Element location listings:
[start]

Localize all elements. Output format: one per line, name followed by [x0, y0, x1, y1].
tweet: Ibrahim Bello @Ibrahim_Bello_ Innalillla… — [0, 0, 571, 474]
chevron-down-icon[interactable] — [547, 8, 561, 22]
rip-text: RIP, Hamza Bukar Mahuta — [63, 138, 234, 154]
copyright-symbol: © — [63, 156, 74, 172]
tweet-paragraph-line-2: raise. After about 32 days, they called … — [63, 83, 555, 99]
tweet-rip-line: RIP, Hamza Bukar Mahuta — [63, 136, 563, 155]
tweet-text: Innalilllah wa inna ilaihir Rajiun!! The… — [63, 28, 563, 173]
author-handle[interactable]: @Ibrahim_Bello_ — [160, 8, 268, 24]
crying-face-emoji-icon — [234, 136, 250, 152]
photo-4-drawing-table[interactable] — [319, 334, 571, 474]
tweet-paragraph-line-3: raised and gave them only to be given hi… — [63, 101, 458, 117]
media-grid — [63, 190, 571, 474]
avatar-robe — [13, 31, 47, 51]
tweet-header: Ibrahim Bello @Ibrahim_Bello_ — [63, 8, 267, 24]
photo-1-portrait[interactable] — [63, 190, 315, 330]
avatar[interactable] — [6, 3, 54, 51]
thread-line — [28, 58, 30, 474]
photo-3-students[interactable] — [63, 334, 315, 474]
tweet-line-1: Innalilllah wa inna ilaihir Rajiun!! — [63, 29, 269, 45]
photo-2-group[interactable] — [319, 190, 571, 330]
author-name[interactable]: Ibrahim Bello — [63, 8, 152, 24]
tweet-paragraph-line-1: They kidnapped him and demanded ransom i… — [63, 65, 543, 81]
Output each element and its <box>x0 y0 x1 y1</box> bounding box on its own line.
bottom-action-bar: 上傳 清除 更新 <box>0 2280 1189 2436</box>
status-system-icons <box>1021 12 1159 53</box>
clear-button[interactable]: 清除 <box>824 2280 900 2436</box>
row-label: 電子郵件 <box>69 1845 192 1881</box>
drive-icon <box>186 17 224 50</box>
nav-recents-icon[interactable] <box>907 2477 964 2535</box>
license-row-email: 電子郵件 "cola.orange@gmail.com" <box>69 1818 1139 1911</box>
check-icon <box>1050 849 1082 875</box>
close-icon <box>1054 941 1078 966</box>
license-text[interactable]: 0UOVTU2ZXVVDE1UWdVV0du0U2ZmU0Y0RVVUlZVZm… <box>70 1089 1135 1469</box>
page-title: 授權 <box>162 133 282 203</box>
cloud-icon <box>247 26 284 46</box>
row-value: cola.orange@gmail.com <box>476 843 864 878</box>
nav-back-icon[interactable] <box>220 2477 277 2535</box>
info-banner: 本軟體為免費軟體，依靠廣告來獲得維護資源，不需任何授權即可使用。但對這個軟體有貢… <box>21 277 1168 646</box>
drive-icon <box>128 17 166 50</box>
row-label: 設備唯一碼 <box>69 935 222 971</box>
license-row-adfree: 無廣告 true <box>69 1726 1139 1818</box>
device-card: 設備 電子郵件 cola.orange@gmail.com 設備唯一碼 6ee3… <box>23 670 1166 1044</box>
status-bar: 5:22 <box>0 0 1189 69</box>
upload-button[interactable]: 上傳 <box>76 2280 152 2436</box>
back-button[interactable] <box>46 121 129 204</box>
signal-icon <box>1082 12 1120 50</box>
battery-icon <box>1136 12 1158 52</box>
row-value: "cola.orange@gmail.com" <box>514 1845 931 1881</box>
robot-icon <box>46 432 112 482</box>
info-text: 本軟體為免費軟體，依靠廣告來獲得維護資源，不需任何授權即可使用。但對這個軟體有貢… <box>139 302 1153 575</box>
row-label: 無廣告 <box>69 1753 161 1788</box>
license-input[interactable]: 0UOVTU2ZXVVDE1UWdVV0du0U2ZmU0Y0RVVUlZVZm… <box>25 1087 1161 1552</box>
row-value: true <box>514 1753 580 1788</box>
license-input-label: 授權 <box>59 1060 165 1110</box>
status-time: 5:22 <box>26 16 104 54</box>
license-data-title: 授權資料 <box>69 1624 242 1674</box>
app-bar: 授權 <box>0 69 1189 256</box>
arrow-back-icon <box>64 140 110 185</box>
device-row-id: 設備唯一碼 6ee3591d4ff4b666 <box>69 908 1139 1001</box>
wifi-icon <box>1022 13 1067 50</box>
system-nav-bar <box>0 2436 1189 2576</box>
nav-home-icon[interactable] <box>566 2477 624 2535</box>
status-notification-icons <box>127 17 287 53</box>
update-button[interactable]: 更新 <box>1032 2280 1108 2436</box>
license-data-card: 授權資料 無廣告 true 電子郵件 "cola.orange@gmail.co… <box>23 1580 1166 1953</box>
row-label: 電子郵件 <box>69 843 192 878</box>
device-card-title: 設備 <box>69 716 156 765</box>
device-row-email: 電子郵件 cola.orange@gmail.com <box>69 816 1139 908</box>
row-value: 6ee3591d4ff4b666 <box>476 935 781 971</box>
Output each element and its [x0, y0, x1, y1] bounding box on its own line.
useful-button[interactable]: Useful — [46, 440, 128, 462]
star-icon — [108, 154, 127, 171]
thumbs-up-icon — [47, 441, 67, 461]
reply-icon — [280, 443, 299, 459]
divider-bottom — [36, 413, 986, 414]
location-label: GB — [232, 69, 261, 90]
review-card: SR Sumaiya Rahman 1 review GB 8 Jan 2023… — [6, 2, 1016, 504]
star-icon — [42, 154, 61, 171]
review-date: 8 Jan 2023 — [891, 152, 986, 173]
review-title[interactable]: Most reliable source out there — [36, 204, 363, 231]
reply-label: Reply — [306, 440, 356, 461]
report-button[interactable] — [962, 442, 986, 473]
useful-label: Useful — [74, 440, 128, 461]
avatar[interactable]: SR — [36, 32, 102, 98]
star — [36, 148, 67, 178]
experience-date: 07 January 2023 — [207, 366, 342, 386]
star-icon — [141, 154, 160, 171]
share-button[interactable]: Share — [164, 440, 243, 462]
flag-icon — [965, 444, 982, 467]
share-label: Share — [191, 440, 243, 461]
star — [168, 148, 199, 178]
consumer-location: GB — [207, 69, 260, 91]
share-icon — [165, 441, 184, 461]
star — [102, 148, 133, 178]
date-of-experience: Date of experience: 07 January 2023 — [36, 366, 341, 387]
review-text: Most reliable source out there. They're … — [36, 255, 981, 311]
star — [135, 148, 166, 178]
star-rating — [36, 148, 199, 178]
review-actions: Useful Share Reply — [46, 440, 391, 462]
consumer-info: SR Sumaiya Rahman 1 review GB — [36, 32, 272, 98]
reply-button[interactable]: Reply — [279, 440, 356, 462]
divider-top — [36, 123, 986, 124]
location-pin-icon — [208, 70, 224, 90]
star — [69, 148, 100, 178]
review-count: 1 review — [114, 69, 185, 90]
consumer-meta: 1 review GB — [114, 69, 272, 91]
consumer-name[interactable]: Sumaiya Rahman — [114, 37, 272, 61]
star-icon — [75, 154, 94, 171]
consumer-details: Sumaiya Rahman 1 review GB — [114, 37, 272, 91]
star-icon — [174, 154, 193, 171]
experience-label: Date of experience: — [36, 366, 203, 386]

[end]

What you need to do :: Turn every line in these items into one numbered list, leaving out any blank lines.

Solution to this exercise ::
1. Localize all elements. Output format: one per line, name followed by [x0, y0, x1, y1].
2. tweet: Ibrahim Bello @Ibrahim_Bello_ Innalillla… — [0, 0, 571, 474]
3. chevron-down-icon[interactable] — [547, 8, 561, 22]
4. rip-text: RIP, Hamza Bukar Mahuta — [63, 138, 234, 154]
5. copyright-symbol: © — [63, 156, 74, 172]
6. tweet-paragraph-line-2: raise. After about 32 days, they called … — [63, 83, 555, 99]
7. tweet-rip-line: RIP, Hamza Bukar Mahuta — [63, 136, 563, 155]
8. tweet-text: Innalilllah wa inna ilaihir Rajiun!! The… — [63, 28, 563, 173]
9. author-handle[interactable]: @Ibrahim_Bello_ — [160, 8, 268, 24]
10. crying-face-emoji-icon — [234, 136, 250, 152]
11. photo-4-drawing-table[interactable] — [319, 334, 571, 474]
12. tweet-paragraph-line-3: raised and gave them only to be given hi… — [63, 101, 458, 117]
13. media-grid — [63, 190, 571, 474]
14. avatar-robe — [13, 31, 47, 51]
15. tweet-header: Ibrahim Bello @Ibrahim_Bello_ — [63, 8, 267, 24]
16. photo-1-portrait[interactable] — [63, 190, 315, 330]
17. avatar[interactable] — [6, 3, 54, 51]
18. thread-line — [28, 58, 30, 474]
19. photo-3-students[interactable] — [63, 334, 315, 474]
20. tweet-line-1: Innalilllah wa inna ilaihir Rajiun!! — [63, 29, 269, 45]
21. photo-2-group[interactable] — [319, 190, 571, 330]
22. author-name[interactable]: Ibrahim Bello — [63, 8, 152, 24]
23. tweet-paragraph-line-1: They kidnapped him and demanded ransom i… — [63, 65, 543, 81]
24. Output each element and its <box>x0 y0 x1 y1</box> bounding box on its own line.
25. bottom-action-bar: 上傳 清除 更新 <box>0 2280 1189 2436</box>
26. status-system-icons <box>1021 12 1159 53</box>
27. clear-button[interactable]: 清除 <box>824 2280 900 2436</box>
28. row-label: 電子郵件 <box>69 1845 192 1881</box>
29. drive-icon <box>186 17 224 50</box>
30. nav-recents-icon[interactable] <box>907 2477 964 2535</box>
31. license-row-email: 電子郵件 "cola.orange@gmail.com" <box>69 1818 1139 1911</box>
32. check-icon <box>1050 849 1082 875</box>
33. close-icon <box>1054 941 1078 966</box>
34. license-text[interactable]: 0UOVTU2ZXVVDE1UWdVV0du0U2ZmU0Y0RVVUlZVZm… <box>70 1089 1135 1469</box>
35. page-title: 授權 <box>162 133 282 203</box>
36. cloud-icon <box>247 26 284 46</box>
37. row-value: cola.orange@gmail.com <box>476 843 864 878</box>
38. nav-back-icon[interactable] <box>220 2477 277 2535</box>
39. info-banner: 本軟體為免費軟體，依靠廣告來獲得維護資源，不需任何授權即可使用。但對這個軟體有貢… <box>21 277 1168 646</box>
40. drive-icon <box>128 17 166 50</box>
41. row-label: 設備唯一碼 <box>69 935 222 971</box>
42. license-row-adfree: 無廣告 true <box>69 1726 1139 1818</box>
43. device-card: 設備 電子郵件 cola.orange@gmail.com 設備唯一碼 6ee3… <box>23 670 1166 1044</box>
44. status-bar: 5:22 <box>0 0 1189 69</box>
45. upload-button[interactable]: 上傳 <box>76 2280 152 2436</box>
46. back-button[interactable] <box>46 121 129 204</box>
47. signal-icon <box>1082 12 1120 50</box>
48. battery-icon <box>1136 12 1158 52</box>
49. row-value: "cola.orange@gmail.com" <box>514 1845 931 1881</box>
50. robot-icon <box>46 432 112 482</box>
51. info-text: 本軟體為免費軟體，依靠廣告來獲得維護資源，不需任何授權即可使用。但對這個軟體有貢… <box>139 302 1153 575</box>
52. row-label: 無廣告 <box>69 1753 161 1788</box>
53. license-input[interactable]: 0UOVTU2ZXVVDE1UWdVV0du0U2ZmU0Y0RVVUlZVZm… <box>25 1087 1161 1552</box>
54. row-value: true <box>514 1753 580 1788</box>
55. license-input-label: 授權 <box>59 1060 165 1110</box>
56. status-time: 5:22 <box>26 16 104 54</box>
57. license-data-title: 授權資料 <box>69 1624 242 1674</box>
58. app-bar: 授權 <box>0 69 1189 256</box>
59. arrow-back-icon <box>64 140 110 185</box>
60. device-row-id: 設備唯一碼 6ee3591d4ff4b666 <box>69 908 1139 1001</box>
61. wifi-icon <box>1022 13 1067 50</box>
62. system-nav-bar <box>0 2436 1189 2576</box>
63. nav-home-icon[interactable] <box>566 2477 624 2535</box>
64. status-notification-icons <box>127 17 287 53</box>
65. update-button[interactable]: 更新 <box>1032 2280 1108 2436</box>
66. license-data-card: 授權資料 無廣告 true 電子郵件 "cola.orange@gmail.co… <box>23 1580 1166 1953</box>
67. row-label: 電子郵件 <box>69 843 192 878</box>
68. device-card-title: 設備 <box>69 716 156 765</box>
69. device-row-email: 電子郵件 cola.orange@gmail.com <box>69 816 1139 908</box>
70. row-value: 6ee3591d4ff4b666 <box>476 935 781 971</box>
71. Output each element and its [x0, y0, x1, y1] bounding box on its own line.
72. useful-button[interactable]: Useful — [46, 440, 128, 462]
73. star-icon — [108, 154, 127, 171]
74. thumbs-up-icon — [47, 441, 67, 461]
75. reply-icon — [280, 443, 299, 459]
76. divider-bottom — [36, 413, 986, 414]
77. location-label: GB — [232, 69, 261, 90]
78. review-card: SR Sumaiya Rahman 1 review GB 8 Jan 2023… — [6, 2, 1016, 504]
79. star-icon — [42, 154, 61, 171]
80. review-date: 8 Jan 2023 — [891, 152, 986, 173]
81. review-title[interactable]: Most reliable source out there — [36, 204, 363, 231]
82. reply-label: Reply — [306, 440, 356, 461]
83. report-button[interactable] — [962, 442, 986, 473]
84. useful-label: Useful — [74, 440, 128, 461]
85. avatar[interactable]: SR — [36, 32, 102, 98]
86. star — [36, 148, 67, 178]
87. experience-date: 07 January 2023 — [207, 366, 342, 386]
88. star-icon — [141, 154, 160, 171]
89. share-button[interactable]: Share — [164, 440, 243, 462]
90. flag-icon — [965, 444, 982, 467]
91. share-label: Share — [191, 440, 243, 461]
92. star — [168, 148, 199, 178]
93. consumer-location: GB — [207, 69, 260, 91]
94. share-icon — [165, 441, 184, 461]
95. star — [102, 148, 133, 178]
96. date-of-experience: Date of experience: 07 January 2023 — [36, 366, 341, 387]
97. review-text: Most reliable source out there. They're … — [36, 255, 981, 311]
98. star — [135, 148, 166, 178]
99. star-rating — [36, 148, 199, 178]
100. review-actions: Useful Share Reply — [46, 440, 391, 462]
101. consumer-info: SR Sumaiya Rahman 1 review GB — [36, 32, 272, 98]
102. reply-button[interactable]: Reply — [279, 440, 356, 462]
103. divider-top — [36, 123, 986, 124]
104. location-pin-icon — [208, 70, 224, 90]
105. star — [69, 148, 100, 178]
106. review-count: 1 review — [114, 69, 185, 90]
107. consumer-meta: 1 review GB — [114, 69, 272, 91]
108. consumer-name[interactable]: Sumaiya Rahman — [114, 37, 272, 61]
109. star-icon — [75, 154, 94, 171]
110. consumer-details: Sumaiya Rahman 1 review GB — [114, 37, 272, 91]
111. star-icon — [174, 154, 193, 171]
112. experience-label: Date of experience: — [36, 366, 203, 386]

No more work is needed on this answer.